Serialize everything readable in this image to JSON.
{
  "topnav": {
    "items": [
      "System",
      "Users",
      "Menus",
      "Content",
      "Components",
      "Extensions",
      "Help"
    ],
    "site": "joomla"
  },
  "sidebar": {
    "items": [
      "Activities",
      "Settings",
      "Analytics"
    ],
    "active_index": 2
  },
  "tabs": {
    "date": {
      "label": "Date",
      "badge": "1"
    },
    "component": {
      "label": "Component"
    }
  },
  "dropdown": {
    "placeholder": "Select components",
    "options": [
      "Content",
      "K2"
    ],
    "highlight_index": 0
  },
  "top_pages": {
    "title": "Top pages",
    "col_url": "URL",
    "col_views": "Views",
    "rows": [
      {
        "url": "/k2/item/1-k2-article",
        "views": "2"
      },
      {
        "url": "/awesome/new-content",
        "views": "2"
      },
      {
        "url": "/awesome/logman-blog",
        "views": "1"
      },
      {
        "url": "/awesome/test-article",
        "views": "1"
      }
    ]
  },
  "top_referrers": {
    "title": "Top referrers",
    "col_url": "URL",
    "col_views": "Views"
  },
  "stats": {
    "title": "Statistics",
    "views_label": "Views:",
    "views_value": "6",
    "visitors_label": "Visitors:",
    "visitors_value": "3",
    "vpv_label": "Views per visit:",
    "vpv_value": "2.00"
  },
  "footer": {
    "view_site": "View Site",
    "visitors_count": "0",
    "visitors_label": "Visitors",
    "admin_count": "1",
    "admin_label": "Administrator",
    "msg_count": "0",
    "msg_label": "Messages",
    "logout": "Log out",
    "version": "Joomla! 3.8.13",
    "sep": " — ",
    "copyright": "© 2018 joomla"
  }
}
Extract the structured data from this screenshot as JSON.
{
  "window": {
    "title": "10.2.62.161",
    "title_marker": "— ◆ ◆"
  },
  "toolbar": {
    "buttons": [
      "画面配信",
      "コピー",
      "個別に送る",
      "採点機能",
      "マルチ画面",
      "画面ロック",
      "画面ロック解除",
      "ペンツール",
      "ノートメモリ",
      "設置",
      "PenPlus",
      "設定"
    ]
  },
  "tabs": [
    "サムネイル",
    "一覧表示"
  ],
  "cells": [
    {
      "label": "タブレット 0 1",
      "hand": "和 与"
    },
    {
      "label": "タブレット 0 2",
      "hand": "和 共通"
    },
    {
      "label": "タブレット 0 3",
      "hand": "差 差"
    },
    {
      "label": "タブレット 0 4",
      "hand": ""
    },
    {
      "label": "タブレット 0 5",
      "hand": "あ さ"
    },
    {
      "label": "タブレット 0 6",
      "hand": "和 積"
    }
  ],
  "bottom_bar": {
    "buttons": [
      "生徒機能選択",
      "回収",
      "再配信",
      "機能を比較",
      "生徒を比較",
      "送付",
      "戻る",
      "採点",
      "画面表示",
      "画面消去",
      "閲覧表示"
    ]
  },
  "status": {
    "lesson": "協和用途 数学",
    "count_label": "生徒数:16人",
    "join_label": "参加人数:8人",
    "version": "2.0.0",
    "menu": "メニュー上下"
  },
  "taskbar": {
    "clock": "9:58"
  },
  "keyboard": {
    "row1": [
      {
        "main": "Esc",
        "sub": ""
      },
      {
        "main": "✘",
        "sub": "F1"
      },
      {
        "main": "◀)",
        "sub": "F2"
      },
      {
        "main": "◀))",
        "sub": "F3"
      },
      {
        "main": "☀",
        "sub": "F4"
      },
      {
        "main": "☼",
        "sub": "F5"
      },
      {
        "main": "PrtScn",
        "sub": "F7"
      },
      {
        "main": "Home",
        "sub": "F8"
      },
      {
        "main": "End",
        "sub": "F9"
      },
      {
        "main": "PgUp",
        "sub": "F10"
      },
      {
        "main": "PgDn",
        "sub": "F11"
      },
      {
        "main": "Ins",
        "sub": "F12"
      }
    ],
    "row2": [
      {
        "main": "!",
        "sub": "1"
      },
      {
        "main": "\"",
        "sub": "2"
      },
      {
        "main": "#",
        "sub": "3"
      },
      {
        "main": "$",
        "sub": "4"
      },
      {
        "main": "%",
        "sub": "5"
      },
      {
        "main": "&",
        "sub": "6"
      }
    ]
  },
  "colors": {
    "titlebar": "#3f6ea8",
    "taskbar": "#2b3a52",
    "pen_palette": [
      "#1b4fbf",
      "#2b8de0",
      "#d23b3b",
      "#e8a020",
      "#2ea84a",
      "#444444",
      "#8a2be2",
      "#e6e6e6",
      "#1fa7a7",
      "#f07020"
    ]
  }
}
________________________
The records above should be returned exactly.

RESULT OF THIS TASK:
Serialize everything readable in this image to JSON.
{
  "topnav": {
    "items": [
      "System",
      "Users",
      "Menus",
      "Content",
      "Components",
      "Extensions",
      "Help"
    ],
    "site": "joomla"
  },
  "sidebar": {
    "items": [
      "Activities",
      "Settings",
      "Analytics"
    ],
    "active_index": 2
  },
  "tabs": {
    "date": {
      "label": "Date",
      "badge": "1"
    },
    "component": {
      "label": "Component"
    }
  },
  "dropdown": {
    "placeholder": "Select components",
    "options": [
      "Content",
      "K2"
    ],
    "highlight_index": 0
  },
  "top_pages": {
    "title": "Top pages",
    "col_url": "URL",
    "col_views": "Views",
    "rows": [
      {
        "url": "/k2/item/1-k2-article",
        "views": "2"
      },
      {
        "url": "/awesome/new-content",
        "views": "2"
      },
      {
        "url": "/awesome/logman-blog",
        "views": "1"
      },
      {
        "url": "/awesome/test-article",
        "views": "1"
      }
    ]
  },
  "top_referrers": {
    "title": "Top referrers",
    "col_url": "URL",
    "col_views": "Views"
  },
  "stats": {
    "title": "Statistics",
    "views_label": "Views:",
    "views_value": "6",
    "visitors_label": "Visitors:",
    "visitors_value": "3",
    "vpv_label": "Views per visit:",
    "vpv_value": "2.00"
  },
  "footer": {
    "view_site": "View Site",
    "visitors_count": "0",
    "visitors_label": "Visitors",
    "admin_count": "1",
    "admin_label": "Administrator",
    "msg_count": "0",
    "msg_label": "Messages",
    "logout": "Log out",
    "version": "Joomla! 3.8.13",
    "sep": " — ",
    "copyright": "© 2018 joomla"
  }
}
Extract the structured data from this screenshot as JSON.
{
  "window": {
    "title": "10.2.62.161",
    "title_marker": "— ◆ ◆"
  },
  "toolbar": {
    "buttons": [
      "画面配信",
      "コピー",
      "個別に送る",
      "採点機能",
      "マルチ画面",
      "画面ロック",
      "画面ロック解除",
      "ペンツール",
      "ノートメモリ",
      "設置",
      "PenPlus",
      "設定"
    ]
  },
  "tabs": [
    "サムネイル",
    "一覧表示"
  ],
  "cells": [
    {
      "label": "タブレット 0 1",
      "hand": "和 与"
    },
    {
      "label": "タブレット 0 2",
      "hand": "和 共通"
    },
    {
      "label": "タブレット 0 3",
      "hand": "差 差"
    },
    {
      "label": "タブレット 0 4",
      "hand": ""
    },
    {
      "label": "タブレット 0 5",
      "hand": "あ さ"
    },
    {
      "label": "タブレット 0 6",
      "hand": "和 積"
    }
  ],
  "bottom_bar": {
    "buttons": [
      "生徒機能選択",
      "回収",
      "再配信",
      "機能を比較",
      "生徒を比較",
      "送付",
      "戻る",
      "採点",
      "画面表示",
      "画面消去",
      "閲覧表示"
    ]
  },
  "status": {
    "lesson": "協和用途 数学",
    "count_label": "生徒数:16人",
    "join_label": "参加人数:8人",
    "version": "2.0.0",
    "menu": "メニュー上下"
  },
  "taskbar": {
    "clock": "9:58"
  },
  "keyboard": {
    "row1": [
      {
        "main": "Esc",
        "sub": ""
      },
      {
        "main": "✘",
        "sub": "F1"
      },
      {
        "main": "◀)",
        "sub": "F2"
      },
      {
        "main": "◀))",
        "sub": "F3"
      },
      {
        "main": "☀",
        "sub": "F4"
      },
      {
        "main": "☼",
        "sub": "F5"
      },
      {
        "main": "PrtScn",
        "sub": "F7"
      },
      {
        "main": "Home",
        "sub": "F8"
      },
      {
        "main": "End",
        "sub": "F9"
      },
      {
        "main": "PgUp",
        "sub": "F10"
      },
      {
        "main": "PgDn",
        "sub": "F11"
      },
      {
        "main": "Ins",
        "sub": "F12"
      }
    ],
    "row2": [
      {
        "main": "!",
        "sub": "1"
      },
      {
        "main": "\"",
        "sub": "2"
      },
      {
        "main": "#",
        "sub": "3"
      },
      {
        "main": "$",
        "sub": "4"
      },
      {
        "main": "%",
        "sub": "5"
      },
      {
        "main": "&",
        "sub": "6"
      }
    ]
  },
  "colors": {
    "titlebar": "#3f6ea8",
    "taskbar": "#2b3a52",
    "pen_palette": [
      "#1b4fbf",
      "#2b8de0",
      "#d23b3b",
      "#e8a020",
      "#2ea84a",
      "#444444",
      "#8a2be2",
      "#e6e6e6",
      "#1fa7a7",
      "#f07020"
    ]
  }
}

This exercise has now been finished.